(PROMPT): All entries are to be quoted exactly; the images stay out of the copy.

* * * *

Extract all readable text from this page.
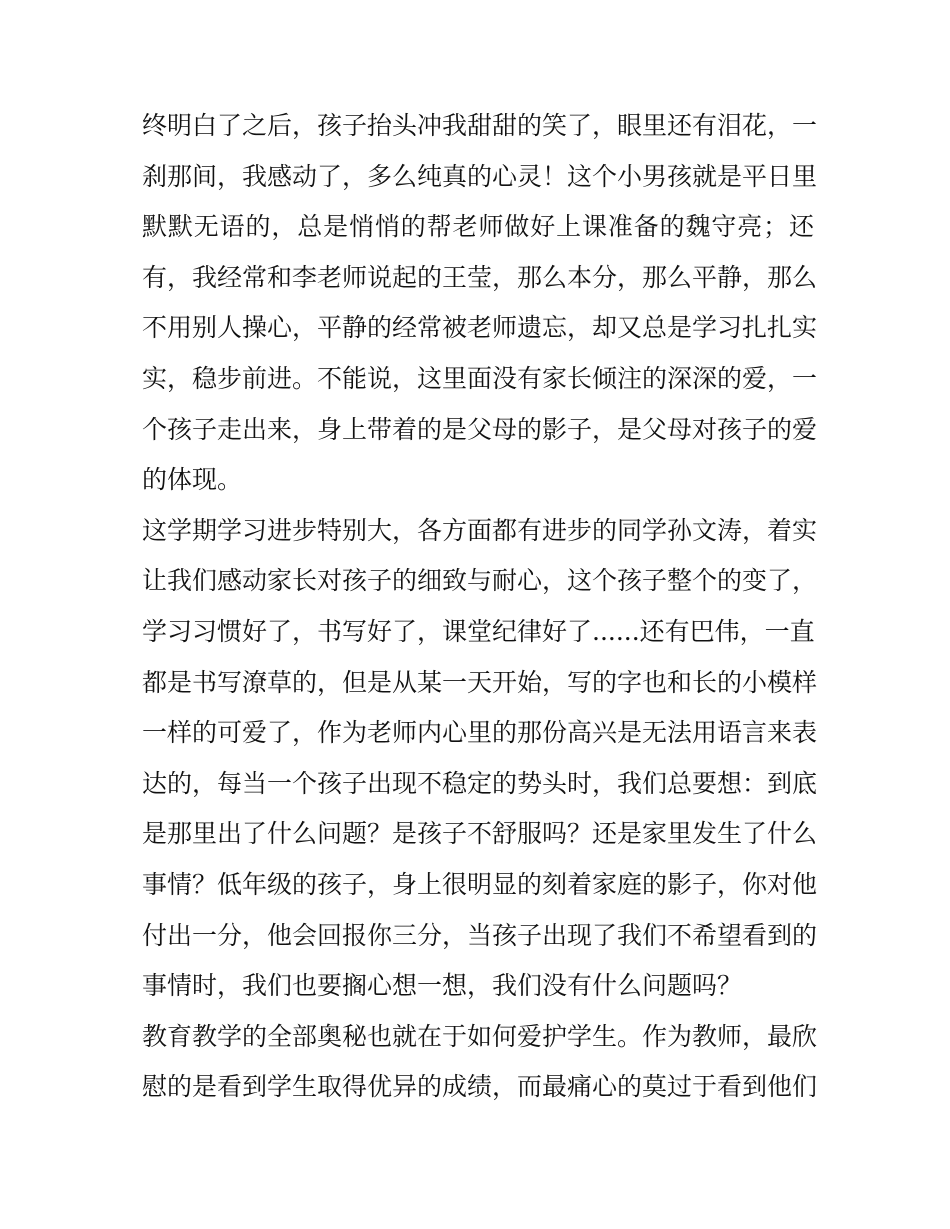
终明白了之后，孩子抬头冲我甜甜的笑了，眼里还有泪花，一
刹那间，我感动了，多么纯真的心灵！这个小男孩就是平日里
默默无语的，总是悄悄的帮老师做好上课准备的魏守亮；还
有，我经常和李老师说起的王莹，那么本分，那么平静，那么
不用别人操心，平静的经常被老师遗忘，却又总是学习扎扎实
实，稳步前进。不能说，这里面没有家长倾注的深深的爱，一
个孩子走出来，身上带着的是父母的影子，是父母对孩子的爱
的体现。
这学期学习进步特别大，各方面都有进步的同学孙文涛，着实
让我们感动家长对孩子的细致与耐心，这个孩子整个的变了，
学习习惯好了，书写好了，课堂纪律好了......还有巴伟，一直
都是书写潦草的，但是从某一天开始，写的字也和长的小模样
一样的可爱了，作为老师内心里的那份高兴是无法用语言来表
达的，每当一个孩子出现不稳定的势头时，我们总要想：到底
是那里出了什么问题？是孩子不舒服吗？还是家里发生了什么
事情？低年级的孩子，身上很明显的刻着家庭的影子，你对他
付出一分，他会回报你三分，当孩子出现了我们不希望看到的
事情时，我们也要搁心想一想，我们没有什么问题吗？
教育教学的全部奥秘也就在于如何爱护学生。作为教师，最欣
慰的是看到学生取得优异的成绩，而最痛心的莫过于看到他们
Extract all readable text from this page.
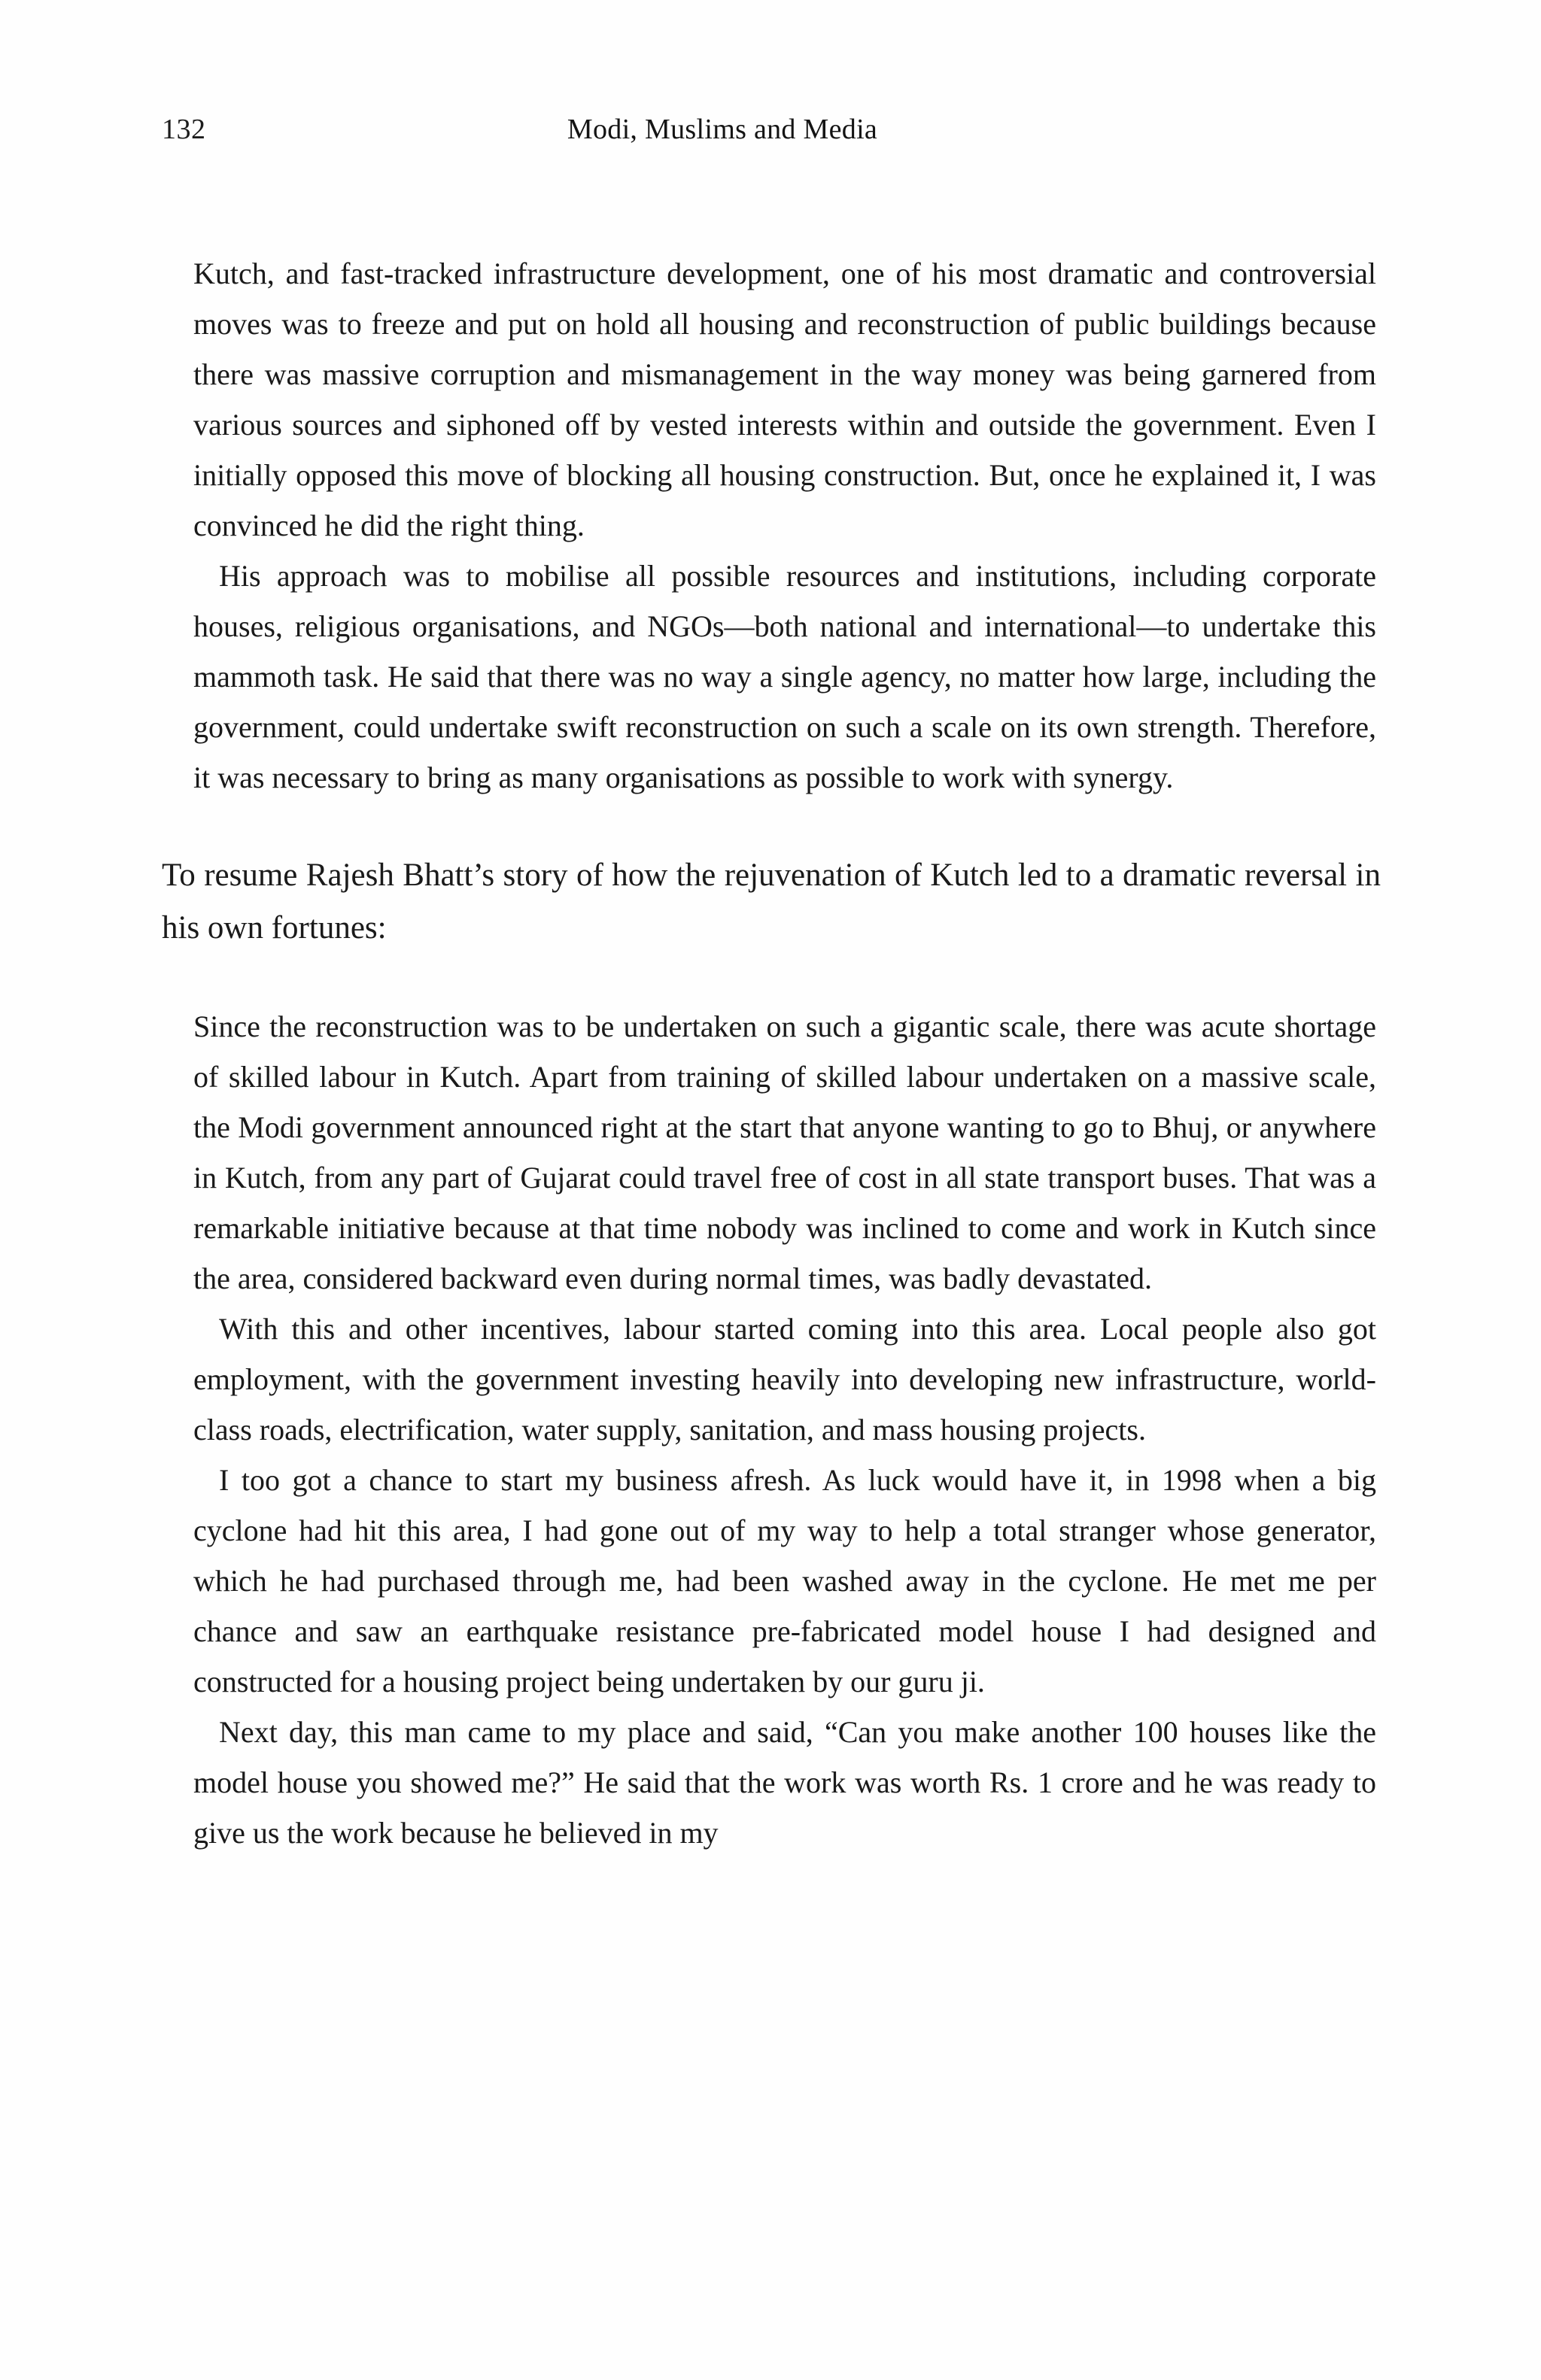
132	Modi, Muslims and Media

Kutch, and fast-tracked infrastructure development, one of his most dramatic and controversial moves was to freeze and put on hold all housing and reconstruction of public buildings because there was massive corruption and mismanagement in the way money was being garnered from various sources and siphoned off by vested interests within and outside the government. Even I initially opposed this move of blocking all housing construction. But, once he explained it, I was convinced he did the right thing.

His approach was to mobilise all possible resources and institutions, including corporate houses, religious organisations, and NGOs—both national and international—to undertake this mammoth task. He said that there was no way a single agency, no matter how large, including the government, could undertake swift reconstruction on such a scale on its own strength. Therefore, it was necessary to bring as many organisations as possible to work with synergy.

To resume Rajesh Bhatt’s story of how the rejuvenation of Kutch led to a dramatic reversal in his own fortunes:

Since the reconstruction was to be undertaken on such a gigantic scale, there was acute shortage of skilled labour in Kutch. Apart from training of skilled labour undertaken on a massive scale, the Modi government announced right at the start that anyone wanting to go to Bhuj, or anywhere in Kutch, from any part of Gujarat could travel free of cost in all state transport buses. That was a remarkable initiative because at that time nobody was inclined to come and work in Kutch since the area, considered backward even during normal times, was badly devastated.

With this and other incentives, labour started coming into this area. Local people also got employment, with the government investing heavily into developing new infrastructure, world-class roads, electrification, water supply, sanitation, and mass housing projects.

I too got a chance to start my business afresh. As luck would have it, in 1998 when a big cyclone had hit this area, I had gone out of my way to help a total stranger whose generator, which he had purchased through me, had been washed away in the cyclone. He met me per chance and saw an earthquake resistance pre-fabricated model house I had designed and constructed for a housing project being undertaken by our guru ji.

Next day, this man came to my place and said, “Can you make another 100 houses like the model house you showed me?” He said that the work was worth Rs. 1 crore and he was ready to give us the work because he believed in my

* * * *

(SOLUTION):
Extract all readable text from this page.
终明白了之后，孩子抬头冲我甜甜的笑了，眼里还有泪花，一
刹那间，我感动了，多么纯真的心灵！这个小男孩就是平日里
默默无语的，总是悄悄的帮老师做好上课准备的魏守亮；还
有，我经常和李老师说起的王莹，那么本分，那么平静，那么
不用别人操心，平静的经常被老师遗忘，却又总是学习扎扎实
实，稳步前进。不能说，这里面没有家长倾注的深深的爱，一
个孩子走出来，身上带着的是父母的影子，是父母对孩子的爱
的体现。
这学期学习进步特别大，各方面都有进步的同学孙文涛，着实
让我们感动家长对孩子的细致与耐心，这个孩子整个的变了，
学习习惯好了，书写好了，课堂纪律好了......还有巴伟，一直
都是书写潦草的，但是从某一天开始，写的字也和长的小模样
一样的可爱了，作为老师内心里的那份高兴是无法用语言来表
达的，每当一个孩子出现不稳定的势头时，我们总要想：到底
是那里出了什么问题？是孩子不舒服吗？还是家里发生了什么
事情？低年级的孩子，身上很明显的刻着家庭的影子，你对他
付出一分，他会回报你三分，当孩子出现了我们不希望看到的
事情时，我们也要搁心想一想，我们没有什么问题吗？
教育教学的全部奥秘也就在于如何爱护学生。作为教师，最欣
慰的是看到学生取得优异的成绩，而最痛心的莫过于看到他们
Extract all readable text from this page.
132	Modi, Muslims and Media

Kutch, and fast-tracked infrastructure development, one of his most dramatic and controversial moves was to freeze and put on hold all housing and reconstruction of public buildings because there was massive corruption and mismanagement in the way money was being garnered from various sources and siphoned off by vested interests within and outside the government. Even I initially opposed this move of blocking all housing construction. But, once he explained it, I was convinced he did the right thing.

His approach was to mobilise all possible resources and institutions, including corporate houses, religious organisations, and NGOs—both national and international—to undertake this mammoth task. He said that there was no way a single agency, no matter how large, including the government, could undertake swift reconstruction on such a scale on its own strength. Therefore, it was necessary to bring as many organisations as possible to work with synergy.

To resume Rajesh Bhatt’s story of how the rejuvenation of Kutch led to a dramatic reversal in his own fortunes:

Since the reconstruction was to be undertaken on such a gigantic scale, there was acute shortage of skilled labour in Kutch. Apart from training of skilled labour undertaken on a massive scale, the Modi government announced right at the start that anyone wanting to go to Bhuj, or anywhere in Kutch, from any part of Gujarat could travel free of cost in all state transport buses. That was a remarkable initiative because at that time nobody was inclined to come and work in Kutch since the area, considered backward even during normal times, was badly devastated.

With this and other incentives, labour started coming into this area. Local people also got employment, with the government investing heavily into developing new infrastructure, world-class roads, electrification, water supply, sanitation, and mass housing projects.

I too got a chance to start my business afresh. As luck would have it, in 1998 when a big cyclone had hit this area, I had gone out of my way to help a total stranger whose generator, which he had purchased through me, had been washed away in the cyclone. He met me per chance and saw an earthquake resistance pre-fabricated model house I had designed and constructed for a housing project being undertaken by our guru ji.

Next day, this man came to my place and said, “Can you make another 100 houses like the model house you showed me?” He said that the work was worth Rs. 1 crore and he was ready to give us the work because he believed in my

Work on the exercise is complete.